TASK DETAILS: Copy all lines in which the word "Children" can be found.

Records contained in a dataset:
====

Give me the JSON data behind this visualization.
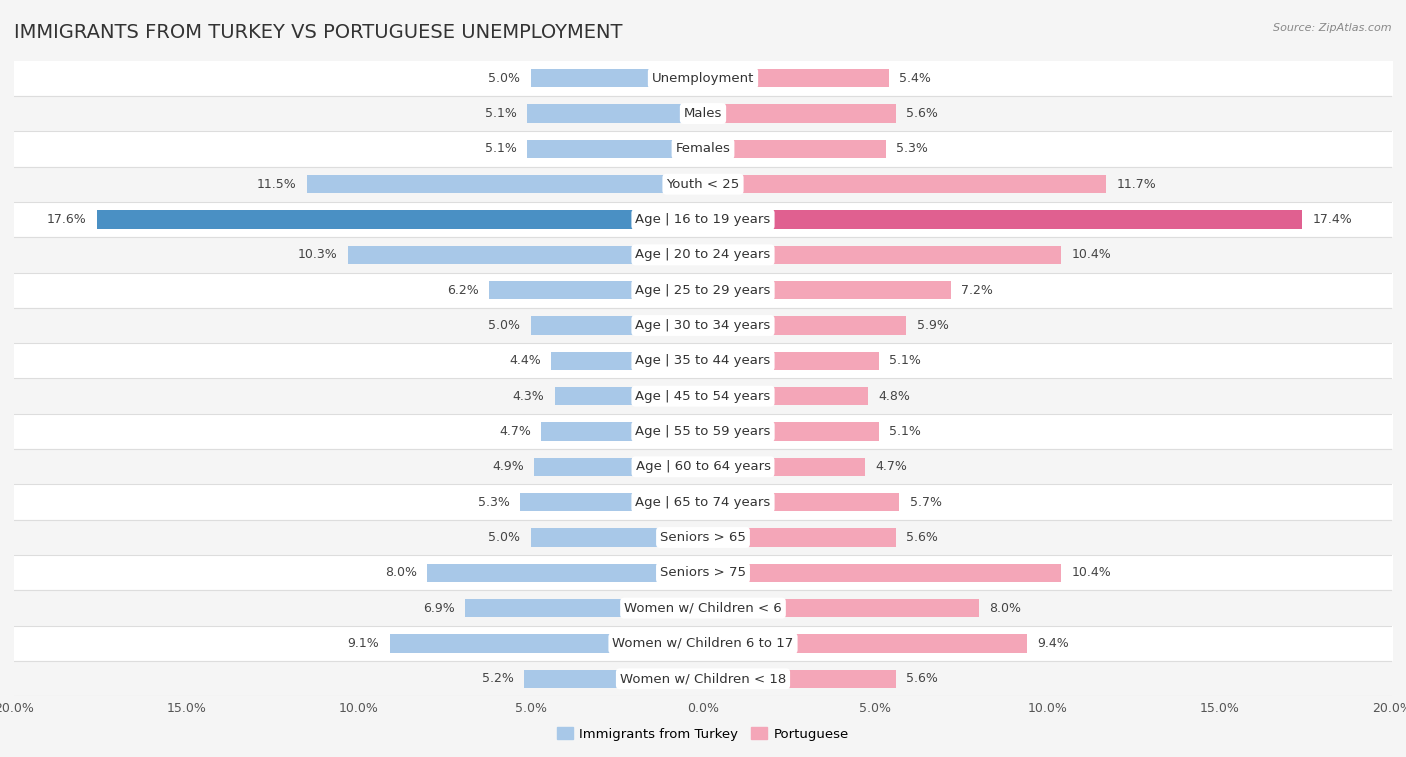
{
  "title": "IMMIGRANTS FROM TURKEY VS PORTUGUESE UNEMPLOYMENT",
  "source": "Source: ZipAtlas.com",
  "categories": [
    "Unemployment",
    "Males",
    "Females",
    "Youth < 25",
    "Age | 16 to 19 years",
    "Age | 20 to 24 years",
    "Age | 25 to 29 years",
    "Age | 30 to 34 years",
    "Age | 35 to 44 years",
    "Age | 45 to 54 years",
    "Age | 55 to 59 years",
    "Age | 60 to 64 years",
    "Age | 65 to 74 years",
    "Seniors > 65",
    "Seniors > 75",
    "Women w/ Children < 6",
    "Women w/ Children 6 to 17",
    "Women w/ Children < 18"
  ],
  "left_values": [
    5.0,
    5.1,
    5.1,
    11.5,
    17.6,
    10.3,
    6.2,
    5.0,
    4.4,
    4.3,
    4.7,
    4.9,
    5.3,
    5.0,
    8.0,
    6.9,
    9.1,
    5.2
  ],
  "right_values": [
    5.4,
    5.6,
    5.3,
    11.7,
    17.4,
    10.4,
    7.2,
    5.9,
    5.1,
    4.8,
    5.1,
    4.7,
    5.7,
    5.6,
    10.4,
    8.0,
    9.4,
    5.6
  ],
  "left_color": "#a8c8e8",
  "right_color": "#f4a6b8",
  "highlight_left_color": "#4a90c4",
  "highlight_right_color": "#e06090",
  "highlight_rows": [
    4
  ],
  "row_color_even": "#f5f5f5",
  "row_color_odd": "#ffffff",
  "separator_color": "#dddddd",
  "xlim": 20.0,
  "legend_left": "Immigrants from Turkey",
  "legend_right": "Portuguese",
  "title_fontsize": 14,
  "label_fontsize": 9.5,
  "value_fontsize": 9,
  "tick_fontsize": 9
}
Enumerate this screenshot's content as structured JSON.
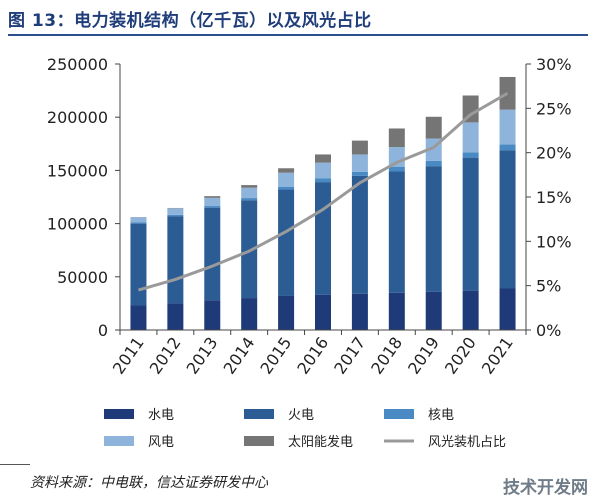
{
  "title": "图 13：电力装机结构（亿千瓦）以及风光占比",
  "source": "资料来源：中电联，信达证券研发中心",
  "watermark": "技术开发网",
  "colors": {
    "hydro": "#1f3a78",
    "thermal": "#2b5c93",
    "nuclear": "#4a8ac4",
    "wind": "#8fb4dc",
    "solar": "#757575",
    "ratio": "#9a9a9a",
    "title": "#1f3d7a"
  },
  "chart_data": {
    "type": "bar",
    "stacked": true,
    "categories": [
      "2011",
      "2012",
      "2013",
      "2014",
      "2015",
      "2016",
      "2017",
      "2018",
      "2019",
      "2020",
      "2021"
    ],
    "y_left": {
      "ticks": [
        "0",
        "50000",
        "100000",
        "150000",
        "200000",
        "250000"
      ],
      "ylim": [
        0,
        250000
      ]
    },
    "y_right": {
      "ticks": [
        "0%",
        "5%",
        "10%",
        "15%",
        "20%",
        "25%",
        "30%"
      ],
      "ylim": [
        0,
        0.3
      ]
    },
    "series": [
      {
        "name": "水电",
        "values": [
          23000,
          25000,
          28000,
          30000,
          32000,
          33000,
          34000,
          35000,
          36000,
          37000,
          39000
        ]
      },
      {
        "name": "火电",
        "values": [
          77000,
          82000,
          87000,
          92000,
          100000,
          106000,
          111000,
          114000,
          118000,
          125000,
          130000
        ]
      },
      {
        "name": "核电",
        "values": [
          1300,
          1300,
          1500,
          2000,
          2700,
          3400,
          3600,
          4500,
          4900,
          5000,
          5300
        ]
      },
      {
        "name": "风电",
        "values": [
          4600,
          6100,
          7700,
          9700,
          13100,
          14900,
          16400,
          18400,
          21000,
          28100,
          32800
        ]
      },
      {
        "name": "太阳能发电",
        "values": [
          200,
          300,
          1600,
          2500,
          4200,
          7700,
          13000,
          17500,
          20500,
          25300,
          30700
        ]
      }
    ],
    "line": {
      "name": "风光装机占比",
      "values": [
        0.045,
        0.057,
        0.072,
        0.089,
        0.111,
        0.136,
        0.166,
        0.189,
        0.206,
        0.243,
        0.267
      ]
    },
    "legend": [
      "水电",
      "火电",
      "核电",
      "风电",
      "太阳能发电",
      "风光装机占比"
    ],
    "legend_position": "bottom",
    "grid": false
  }
}
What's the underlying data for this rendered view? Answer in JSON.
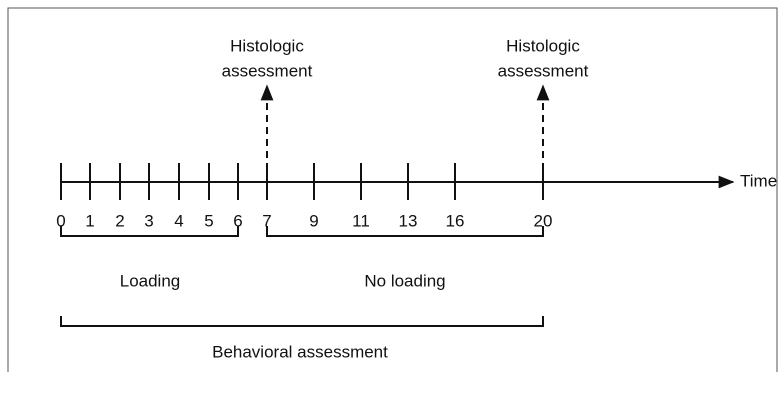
{
  "timeline": {
    "axis_label": "Time (d)",
    "days": [
      0,
      1,
      2,
      3,
      4,
      5,
      6,
      7,
      9,
      11,
      13,
      16,
      20
    ]
  },
  "annotations": [
    {
      "lines": [
        "Histologic",
        "assessment"
      ]
    },
    {
      "lines": [
        "Histologic",
        "assessment"
      ]
    }
  ],
  "periods": [
    {
      "label": "Loading"
    },
    {
      "label": "No loading"
    },
    {
      "label": "Behavioral assessment"
    }
  ]
}
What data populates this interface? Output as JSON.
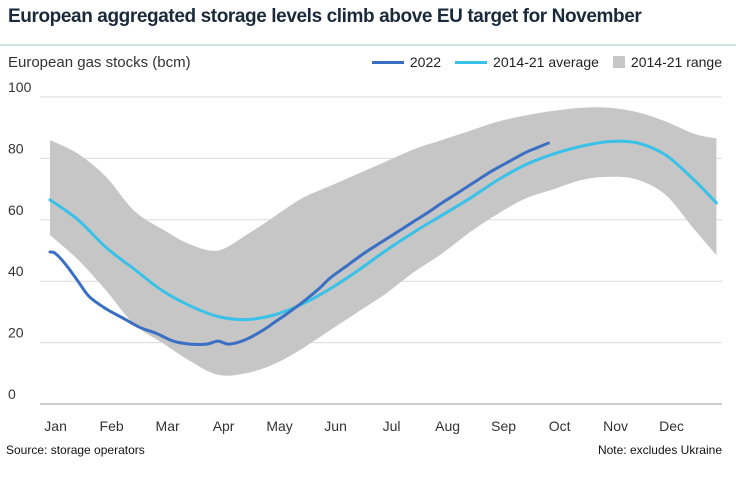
{
  "header": {
    "title": "European aggregated storage levels climb above EU target for November",
    "subtitle": "European gas stocks (bcm)"
  },
  "footer": {
    "source": "Source: storage operators",
    "note": "Note: excludes Ukraine"
  },
  "colors": {
    "series_2022": "#3a6fc4",
    "series_avg": "#39c1e8",
    "range_fill": "#c6c6c6",
    "grid": "#dcdcdc"
  },
  "chart_data": {
    "type": "line",
    "title": "European aggregated storage levels climb above EU target for November",
    "ylabel": "European gas stocks (bcm)",
    "xlabel": "",
    "ylim": [
      0,
      100
    ],
    "yticks": [
      0,
      20,
      40,
      60,
      80,
      100
    ],
    "categories": [
      "Jan",
      "Feb",
      "Mar",
      "Apr",
      "May",
      "Jun",
      "Jul",
      "Aug",
      "Sep",
      "Oct",
      "Nov",
      "Dec"
    ],
    "legend": {
      "position": "top-right",
      "entries": [
        "2022",
        "2014-21 average",
        "2014-21 range"
      ]
    },
    "grid": true,
    "x": [
      0,
      0.5,
      1,
      1.5,
      2,
      2.5,
      3,
      3.5,
      4,
      4.5,
      5,
      5.5,
      6,
      6.5,
      7,
      7.5,
      8,
      8.5,
      9,
      9.5,
      10,
      10.5,
      11,
      11.5,
      11.9
    ],
    "series": [
      {
        "name": "2022",
        "x": [
          0,
          0.1,
          0.3,
          0.5,
          0.7,
          1.0,
          1.3,
          1.6,
          1.9,
          2.2,
          2.5,
          2.8,
          3.0,
          3.2,
          3.5,
          3.8,
          4.0,
          4.2,
          4.5,
          4.8,
          5.0,
          5.3,
          5.6,
          5.9,
          6.2,
          6.5,
          6.8,
          7.0,
          7.3,
          7.6,
          7.9,
          8.2,
          8.5,
          8.7,
          8.9
        ],
        "values": [
          49.5,
          49,
          45,
          40,
          35,
          31,
          28,
          25,
          23,
          20.5,
          19.5,
          19.5,
          20.5,
          19.5,
          21,
          24,
          26.5,
          29,
          33,
          37.5,
          41,
          45,
          49,
          52.5,
          56,
          59.5,
          63,
          65.5,
          69,
          72.5,
          76,
          79,
          82,
          83.5,
          85
        ]
      },
      {
        "name": "2014-21 average",
        "x": [
          0,
          0.5,
          1,
          1.5,
          2,
          2.5,
          3,
          3.5,
          4,
          4.5,
          5,
          5.5,
          6,
          6.5,
          7,
          7.5,
          8,
          8.5,
          9,
          9.5,
          10,
          10.5,
          11,
          11.5,
          11.9
        ],
        "values": [
          66.5,
          60,
          51,
          44,
          37,
          32,
          28.5,
          27.5,
          29,
          32.5,
          37.5,
          43.5,
          50,
          56,
          61.5,
          67,
          73,
          78,
          81.5,
          84,
          85.5,
          85,
          81,
          73,
          65.5
        ]
      },
      {
        "name": "2014-21 range",
        "x": [
          0,
          0.5,
          1,
          1.5,
          2,
          2.5,
          3,
          3.5,
          4,
          4.5,
          5,
          5.5,
          6,
          6.5,
          7,
          7.5,
          8,
          8.5,
          9,
          9.5,
          10,
          10.5,
          11,
          11.5,
          11.9
        ],
        "min": [
          55,
          47,
          37,
          26,
          20,
          14,
          9.5,
          10,
          13,
          18,
          24,
          30,
          36,
          43,
          49,
          56,
          62,
          67,
          70,
          73,
          74,
          73,
          68,
          57,
          48.5
        ],
        "max": [
          86,
          81.5,
          74,
          63,
          57,
          52,
          50,
          55,
          61,
          67,
          71,
          75,
          79,
          83,
          86,
          89,
          92,
          94,
          95.5,
          96.5,
          96.5,
          95,
          92,
          88,
          86.5
        ]
      }
    ]
  }
}
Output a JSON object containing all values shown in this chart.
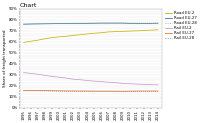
{
  "title": "Chart",
  "ylabel": "Share of freight transported",
  "years": [
    1995,
    1996,
    1997,
    1998,
    1999,
    2000,
    2001,
    2002,
    2003,
    2004,
    2005,
    2006,
    2007,
    2008,
    2009,
    2010,
    2011,
    2012,
    2013,
    2014
  ],
  "series": [
    {
      "label": "Road EU-2",
      "color": "#c8b400",
      "style": "solid",
      "data": [
        0.595,
        0.605,
        0.615,
        0.628,
        0.638,
        0.645,
        0.65,
        0.658,
        0.665,
        0.672,
        0.678,
        0.683,
        0.69,
        0.693,
        0.695,
        0.698,
        0.7,
        0.703,
        0.706,
        0.71
      ]
    },
    {
      "label": "Road EU-27",
      "color": "#4472c4",
      "style": "solid",
      "data": [
        0.76,
        0.762,
        0.763,
        0.764,
        0.765,
        0.766,
        0.767,
        0.767,
        0.768,
        0.768,
        0.769,
        0.77,
        0.77,
        0.77,
        0.77,
        0.768,
        0.768,
        0.768,
        0.768,
        0.769
      ]
    },
    {
      "label": "Road EU-28",
      "color": "#70ad47",
      "style": "dotted",
      "data": [
        0.762,
        0.764,
        0.765,
        0.766,
        0.767,
        0.768,
        0.769,
        0.769,
        0.77,
        0.77,
        0.771,
        0.772,
        0.772,
        0.772,
        0.772,
        0.77,
        0.77,
        0.77,
        0.77,
        0.771
      ]
    },
    {
      "label": "Rail EU-2",
      "color": "#cc99cc",
      "style": "solid",
      "data": [
        0.32,
        0.312,
        0.305,
        0.295,
        0.285,
        0.278,
        0.27,
        0.26,
        0.255,
        0.248,
        0.242,
        0.238,
        0.232,
        0.228,
        0.222,
        0.218,
        0.215,
        0.212,
        0.21,
        0.208
      ]
    },
    {
      "label": "Rail EU-27",
      "color": "#ed7d31",
      "style": "solid",
      "data": [
        0.158,
        0.158,
        0.157,
        0.156,
        0.155,
        0.154,
        0.153,
        0.153,
        0.152,
        0.152,
        0.151,
        0.151,
        0.151,
        0.151,
        0.15,
        0.151,
        0.152,
        0.152,
        0.152,
        0.152
      ]
    },
    {
      "label": "Rail EU-28",
      "color": "#808080",
      "style": "dotted",
      "data": [
        0.155,
        0.155,
        0.154,
        0.153,
        0.152,
        0.151,
        0.15,
        0.15,
        0.149,
        0.149,
        0.148,
        0.148,
        0.148,
        0.148,
        0.147,
        0.148,
        0.149,
        0.149,
        0.149,
        0.149
      ]
    }
  ],
  "ylim": [
    0.0,
    0.9
  ],
  "ytick_step": 0.025,
  "ytick_label_every": 4,
  "background_color": "#ffffff",
  "title_fontsize": 4.5,
  "label_fontsize": 3.0,
  "tick_fontsize": 2.8,
  "legend_fontsize": 2.8
}
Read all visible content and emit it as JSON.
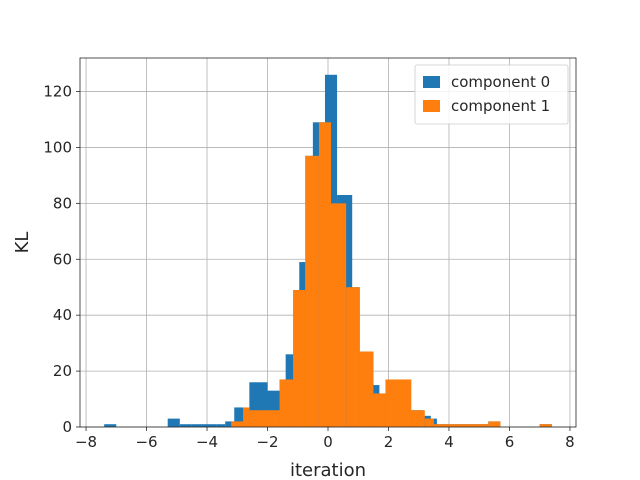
{
  "chart_data": {
    "type": "bar",
    "title": "",
    "xlabel": "iteration",
    "ylabel": "KL",
    "xlim": [
      -8.2,
      8.2
    ],
    "ylim": [
      0,
      132
    ],
    "xticks": [
      -8,
      -6,
      -4,
      -2,
      0,
      2,
      4,
      6,
      8
    ],
    "yticks": [
      0,
      20,
      40,
      60,
      80,
      100,
      120
    ],
    "xtick_labels": [
      "−8",
      "−6",
      "−4",
      "−2",
      "0",
      "2",
      "4",
      "6",
      "8"
    ],
    "ytick_labels": [
      "0",
      "20",
      "40",
      "60",
      "80",
      "100",
      "120"
    ],
    "grid": true,
    "legend_position": "top-right",
    "series": [
      {
        "name": "component 0",
        "color": "#1f77b4",
        "bins": [
          {
            "x0": -7.4,
            "x1": -7.0,
            "count": 1
          },
          {
            "x0": -5.3,
            "x1": -4.9,
            "count": 3
          },
          {
            "x0": -4.9,
            "x1": -4.5,
            "count": 1
          },
          {
            "x0": -4.5,
            "x1": -4.1,
            "count": 1
          },
          {
            "x0": -4.1,
            "x1": -3.7,
            "count": 1
          },
          {
            "x0": -3.7,
            "x1": -3.4,
            "count": 1
          },
          {
            "x0": -3.4,
            "x1": -3.1,
            "count": 2
          },
          {
            "x0": -3.1,
            "x1": -2.8,
            "count": 7
          },
          {
            "x0": -2.8,
            "x1": -2.6,
            "count": 6
          },
          {
            "x0": -2.6,
            "x1": -2.0,
            "count": 16
          },
          {
            "x0": -2.0,
            "x1": -1.6,
            "count": 13
          },
          {
            "x0": -1.6,
            "x1": -1.4,
            "count": 17
          },
          {
            "x0": -1.4,
            "x1": -1.15,
            "count": 26
          },
          {
            "x0": -1.15,
            "x1": -0.95,
            "count": 49
          },
          {
            "x0": -0.95,
            "x1": -0.75,
            "count": 59
          },
          {
            "x0": -0.75,
            "x1": -0.5,
            "count": 97
          },
          {
            "x0": -0.5,
            "x1": -0.1,
            "count": 109
          },
          {
            "x0": -0.1,
            "x1": 0.3,
            "count": 126
          },
          {
            "x0": 0.3,
            "x1": 0.8,
            "count": 83
          },
          {
            "x0": 0.8,
            "x1": 1.05,
            "count": 50
          },
          {
            "x0": 1.05,
            "x1": 1.5,
            "count": 27
          },
          {
            "x0": 1.5,
            "x1": 1.7,
            "count": 15
          },
          {
            "x0": 1.7,
            "x1": 1.95,
            "count": 12
          },
          {
            "x0": 1.95,
            "x1": 2.75,
            "count": 17
          },
          {
            "x0": 2.75,
            "x1": 3.15,
            "count": 6
          },
          {
            "x0": 3.15,
            "x1": 3.4,
            "count": 4
          },
          {
            "x0": 3.4,
            "x1": 3.6,
            "count": 3
          },
          {
            "x0": 3.6,
            "x1": 5.3,
            "count": 1
          },
          {
            "x0": 5.3,
            "x1": 5.7,
            "count": 2
          },
          {
            "x0": 7.0,
            "x1": 7.4,
            "count": 1
          }
        ]
      },
      {
        "name": "component 1",
        "color": "#ff7f0e",
        "bins": [
          {
            "x0": -3.2,
            "x1": -2.8,
            "count": 2
          },
          {
            "x0": -2.8,
            "x1": -2.6,
            "count": 7
          },
          {
            "x0": -2.6,
            "x1": -1.6,
            "count": 6
          },
          {
            "x0": -1.6,
            "x1": -1.15,
            "count": 17
          },
          {
            "x0": -1.15,
            "x1": -0.75,
            "count": 49
          },
          {
            "x0": -0.75,
            "x1": -0.3,
            "count": 97
          },
          {
            "x0": -0.3,
            "x1": 0.1,
            "count": 109
          },
          {
            "x0": 0.1,
            "x1": 0.6,
            "count": 80
          },
          {
            "x0": 0.6,
            "x1": 1.05,
            "count": 50
          },
          {
            "x0": 1.05,
            "x1": 1.5,
            "count": 27
          },
          {
            "x0": 1.5,
            "x1": 1.9,
            "count": 12
          },
          {
            "x0": 1.9,
            "x1": 2.75,
            "count": 17
          },
          {
            "x0": 2.75,
            "x1": 3.2,
            "count": 6
          },
          {
            "x0": 3.2,
            "x1": 3.5,
            "count": 3
          },
          {
            "x0": 3.5,
            "x1": 5.3,
            "count": 1
          },
          {
            "x0": 5.3,
            "x1": 5.7,
            "count": 2
          },
          {
            "x0": 7.0,
            "x1": 7.4,
            "count": 1
          }
        ]
      }
    ]
  }
}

====

THE RESULT:
    "Women w/ Children < 6",
    "Women w/ Children 6 to 17",
    "Women w/ Children < 18"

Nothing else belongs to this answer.